Exercise directions: Which lines have the string "screenshot"? Copy all of them from the entries below.

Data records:
--- --- ---

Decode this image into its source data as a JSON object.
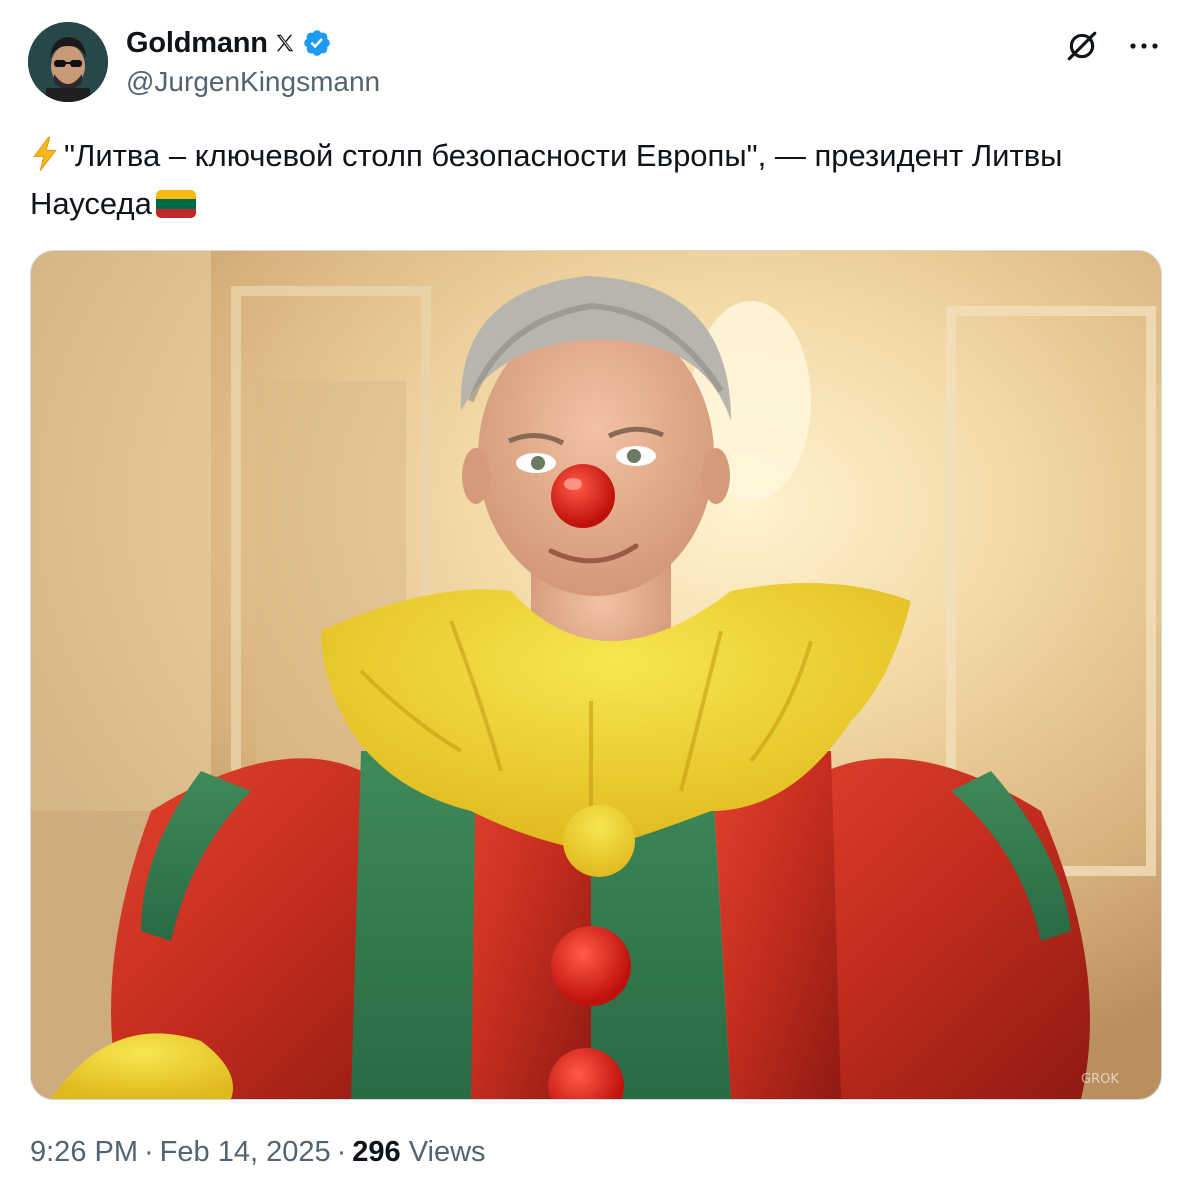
{
  "author": {
    "display_name": "Goldmann",
    "handle": "@JurgenKingsmann",
    "verified": true,
    "platform_icon": "x-logo-icon",
    "avatar_icon": "profile-avatar"
  },
  "actions": {
    "grok_icon": "grok-icon",
    "more_icon": "more-options-icon"
  },
  "tweet": {
    "prefix_icon": "lightning-bolt-icon",
    "text": "\"Литва – ключевой столп безопасности Европы\", — президент Литвы Науседа",
    "flag": "lithuania-flag-icon",
    "flag_colors": [
      "#FDB913",
      "#006A44",
      "#C1272D"
    ]
  },
  "media": {
    "type": "image",
    "subject": "photo",
    "watermark": "GROK"
  },
  "meta": {
    "time": "9:26 PM",
    "date": "Feb 14, 2025",
    "views_count": "296",
    "views_label": "Views",
    "separator": "·"
  },
  "colors": {
    "text_primary": "#0f1419",
    "text_secondary": "#536471",
    "verified_blue": "#1d9bf0",
    "border": "#cfd9de"
  }
}
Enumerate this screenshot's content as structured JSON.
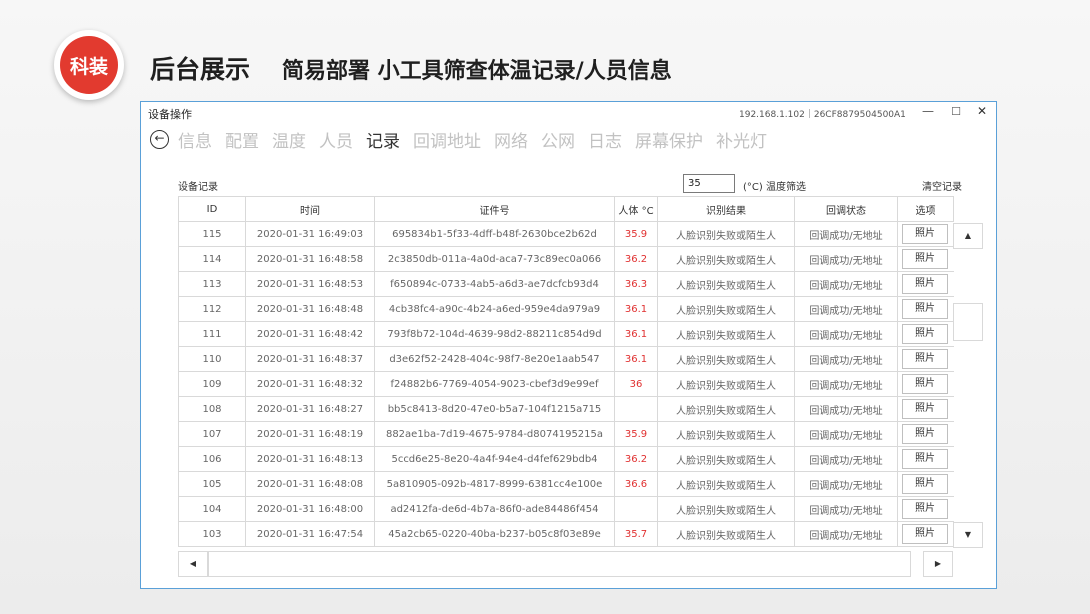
{
  "slide": {
    "badge": "科装",
    "title": "后台展示",
    "subtitle": "简易部署 小工具筛查体温记录/人员信息"
  },
  "window": {
    "title": "设备操作",
    "device_info": "192.168.1.102｜26CF8879504500A1",
    "controls": {
      "minimize": "—",
      "maximize": "☐",
      "close": "✕"
    }
  },
  "nav": {
    "back_icon": "←",
    "tabs": [
      "信息",
      "配置",
      "温度",
      "人员",
      "记录",
      "回调地址",
      "网络",
      "公网",
      "日志",
      "屏幕保护",
      "补光灯"
    ],
    "active_index": 4
  },
  "records": {
    "label": "设备记录",
    "temp_filter_value": "35",
    "temp_filter_label": "(°C) 温度筛选",
    "clear_label": "清空记录",
    "columns": [
      "ID",
      "时间",
      "证件号",
      "人体 °C",
      "识别结果",
      "回调状态",
      "选项"
    ],
    "photo_label": "照片",
    "rows": [
      {
        "id": "115",
        "time": "2020-01-31 16:49:03",
        "cert": "695834b1-5f33-4dff-b48f-2630bce2b62d",
        "temp": "35.9",
        "result": "人脸识别失败或陌生人",
        "callback": "回调成功/无地址"
      },
      {
        "id": "114",
        "time": "2020-01-31 16:48:58",
        "cert": "2c3850db-011a-4a0d-aca7-73c89ec0a066",
        "temp": "36.2",
        "result": "人脸识别失败或陌生人",
        "callback": "回调成功/无地址"
      },
      {
        "id": "113",
        "time": "2020-01-31 16:48:53",
        "cert": "f650894c-0733-4ab5-a6d3-ae7dcfcb93d4",
        "temp": "36.3",
        "result": "人脸识别失败或陌生人",
        "callback": "回调成功/无地址"
      },
      {
        "id": "112",
        "time": "2020-01-31 16:48:48",
        "cert": "4cb38fc4-a90c-4b24-a6ed-959e4da979a9",
        "temp": "36.1",
        "result": "人脸识别失败或陌生人",
        "callback": "回调成功/无地址"
      },
      {
        "id": "111",
        "time": "2020-01-31 16:48:42",
        "cert": "793f8b72-104d-4639-98d2-88211c854d9d",
        "temp": "36.1",
        "result": "人脸识别失败或陌生人",
        "callback": "回调成功/无地址"
      },
      {
        "id": "110",
        "time": "2020-01-31 16:48:37",
        "cert": "d3e62f52-2428-404c-98f7-8e20e1aab547",
        "temp": "36.1",
        "result": "人脸识别失败或陌生人",
        "callback": "回调成功/无地址"
      },
      {
        "id": "109",
        "time": "2020-01-31 16:48:32",
        "cert": "f24882b6-7769-4054-9023-cbef3d9e99ef",
        "temp": "36",
        "result": "人脸识别失败或陌生人",
        "callback": "回调成功/无地址"
      },
      {
        "id": "108",
        "time": "2020-01-31 16:48:27",
        "cert": "bb5c8413-8d20-47e0-b5a7-104f1215a715",
        "temp": "",
        "result": "人脸识别失败或陌生人",
        "callback": "回调成功/无地址"
      },
      {
        "id": "107",
        "time": "2020-01-31 16:48:19",
        "cert": "882ae1ba-7d19-4675-9784-d8074195215a",
        "temp": "35.9",
        "result": "人脸识别失败或陌生人",
        "callback": "回调成功/无地址"
      },
      {
        "id": "106",
        "time": "2020-01-31 16:48:13",
        "cert": "5ccd6e25-8e20-4a4f-94e4-d4fef629bdb4",
        "temp": "36.2",
        "result": "人脸识别失败或陌生人",
        "callback": "回调成功/无地址"
      },
      {
        "id": "105",
        "time": "2020-01-31 16:48:08",
        "cert": "5a810905-092b-4817-8999-6381cc4e100e",
        "temp": "36.6",
        "result": "人脸识别失败或陌生人",
        "callback": "回调成功/无地址"
      },
      {
        "id": "104",
        "time": "2020-01-31 16:48:00",
        "cert": "ad2412fa-de6d-4b7a-86f0-ade84486f454",
        "temp": "",
        "result": "人脸识别失败或陌生人",
        "callback": "回调成功/无地址"
      },
      {
        "id": "103",
        "time": "2020-01-31 16:47:54",
        "cert": "45a2cb65-0220-40ba-b237-b05c8f03e89e",
        "temp": "35.7",
        "result": "人脸识别失败或陌生人",
        "callback": "回调成功/无地址"
      }
    ]
  },
  "scrollbars": {
    "up": "▲",
    "down": "▼",
    "left": "◀",
    "right": "▶"
  },
  "colors": {
    "accent_red": "#e23a2f",
    "temp_red": "#e03030",
    "window_border": "#5aa0d8"
  }
}
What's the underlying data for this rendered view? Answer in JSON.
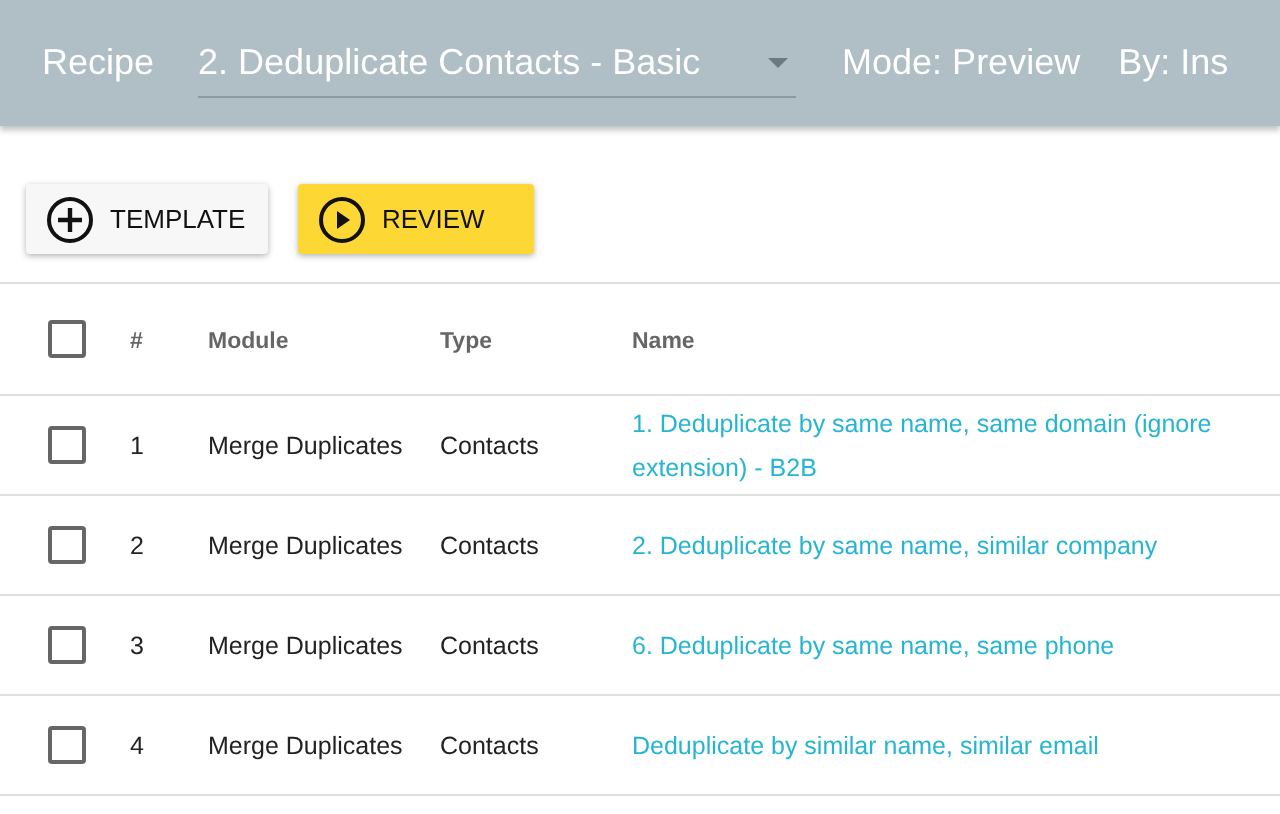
{
  "header": {
    "label": "Recipe",
    "recipe": "2. Deduplicate Contacts - Basic",
    "mode": "Mode: Preview",
    "by": "By: Ins"
  },
  "toolbar": [
    {
      "kind": "add",
      "label": "TEMPLATE"
    },
    {
      "kind": "play",
      "label": "REVIEW"
    }
  ],
  "table": {
    "select_all": {
      "checked": false
    },
    "columns": [
      "#",
      "Module",
      "Type",
      "Name"
    ],
    "rows": [
      {
        "checked": false,
        "cells": [
          "1",
          "Merge Duplicates",
          "Contacts",
          "1. Deduplicate by same name, same domain (ignore extension) - B2B"
        ]
      },
      {
        "checked": false,
        "cells": [
          "2",
          "Merge Duplicates",
          "Contacts",
          "2. Deduplicate by same name, similar company"
        ]
      },
      {
        "checked": false,
        "cells": [
          "3",
          "Merge Duplicates",
          "Contacts",
          "6. Deduplicate by same name, same phone"
        ]
      },
      {
        "checked": false,
        "cells": [
          "4",
          "Merge Duplicates",
          "Contacts",
          "Deduplicate by similar name, similar email"
        ]
      }
    ]
  }
}
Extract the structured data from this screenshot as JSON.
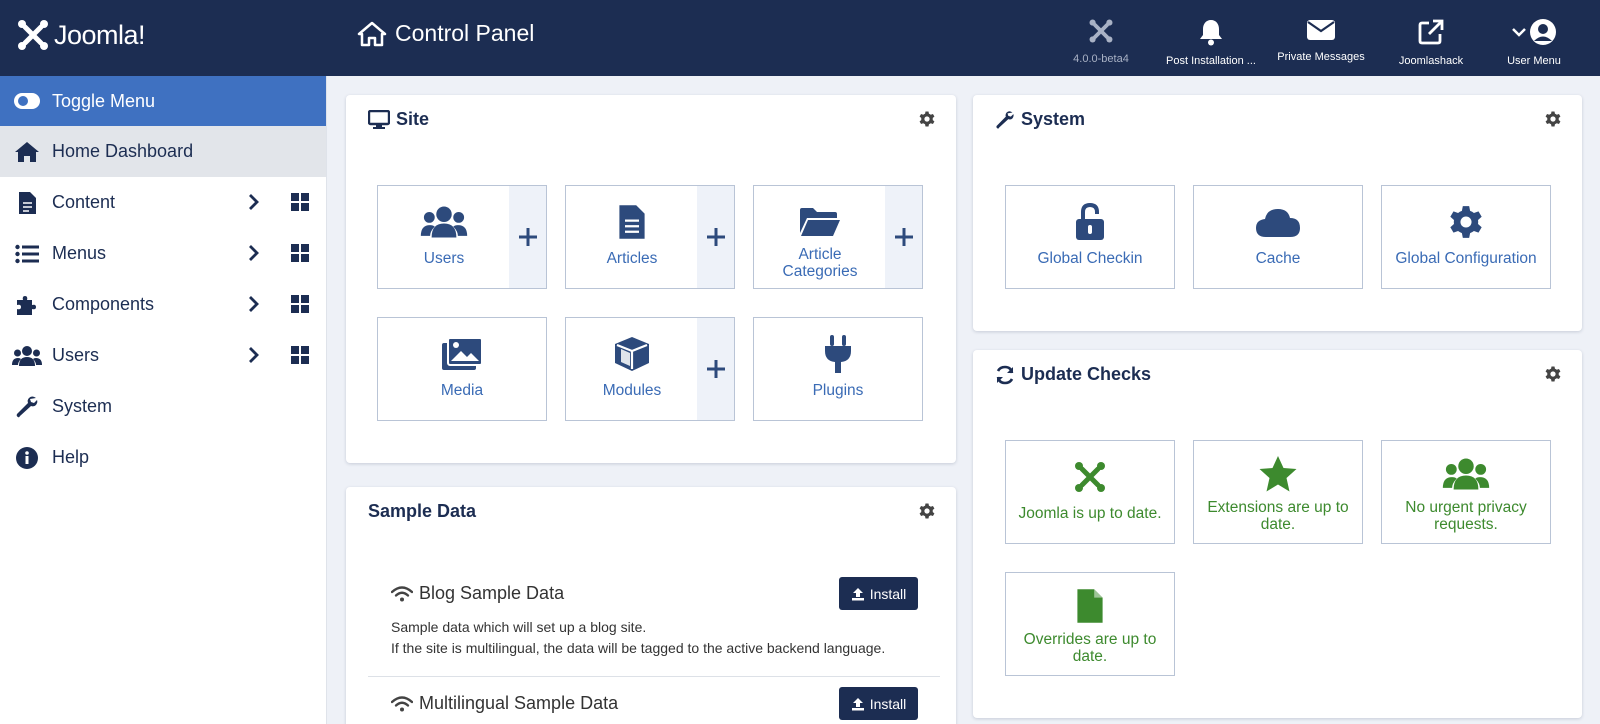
{
  "header": {
    "logo_text": "Joomla!",
    "title": "Control Panel",
    "items": [
      {
        "label": "4.0.0-beta4"
      },
      {
        "label": "Post Installation ..."
      },
      {
        "label": "Private Messages"
      },
      {
        "label": "Joomlashack"
      },
      {
        "label": "User Menu"
      }
    ]
  },
  "sidebar": {
    "items": [
      {
        "label": "Toggle Menu"
      },
      {
        "label": "Home Dashboard"
      },
      {
        "label": "Content"
      },
      {
        "label": "Menus"
      },
      {
        "label": "Components"
      },
      {
        "label": "Users"
      },
      {
        "label": "System"
      },
      {
        "label": "Help"
      }
    ]
  },
  "site": {
    "title": "Site",
    "tiles": [
      {
        "label": "Users"
      },
      {
        "label": "Articles"
      },
      {
        "label": "Article Categories"
      },
      {
        "label": "Media"
      },
      {
        "label": "Modules"
      },
      {
        "label": "Plugins"
      }
    ],
    "plus": "+"
  },
  "system": {
    "title": "System",
    "tiles": [
      {
        "label": "Global Checkin"
      },
      {
        "label": "Cache"
      },
      {
        "label": "Global Configuration"
      }
    ]
  },
  "updates": {
    "title": "Update Checks",
    "tiles": [
      {
        "label": "Joomla is up to date."
      },
      {
        "label": "Extensions are up to date."
      },
      {
        "label": "No urgent privacy requests."
      },
      {
        "label": "Overrides are up to date."
      }
    ]
  },
  "sample_data": {
    "title": "Sample Data",
    "install_label": "Install",
    "items": [
      {
        "name": "Blog Sample Data",
        "desc1": "Sample data which will set up a blog site.",
        "desc2": "If the site is multilingual, the data will be tagged to the active backend language."
      },
      {
        "name": "Multilingual Sample Data"
      }
    ]
  },
  "colors": {
    "header_bg": "#1c2d52",
    "accent": "#3f71c1",
    "link": "#3a6bb5",
    "success": "#3d8a2e"
  }
}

--- --- ---

Written solution:
Enumerate this screenshot's content as structured JSON.
Extract the structured data from this screenshot as JSON.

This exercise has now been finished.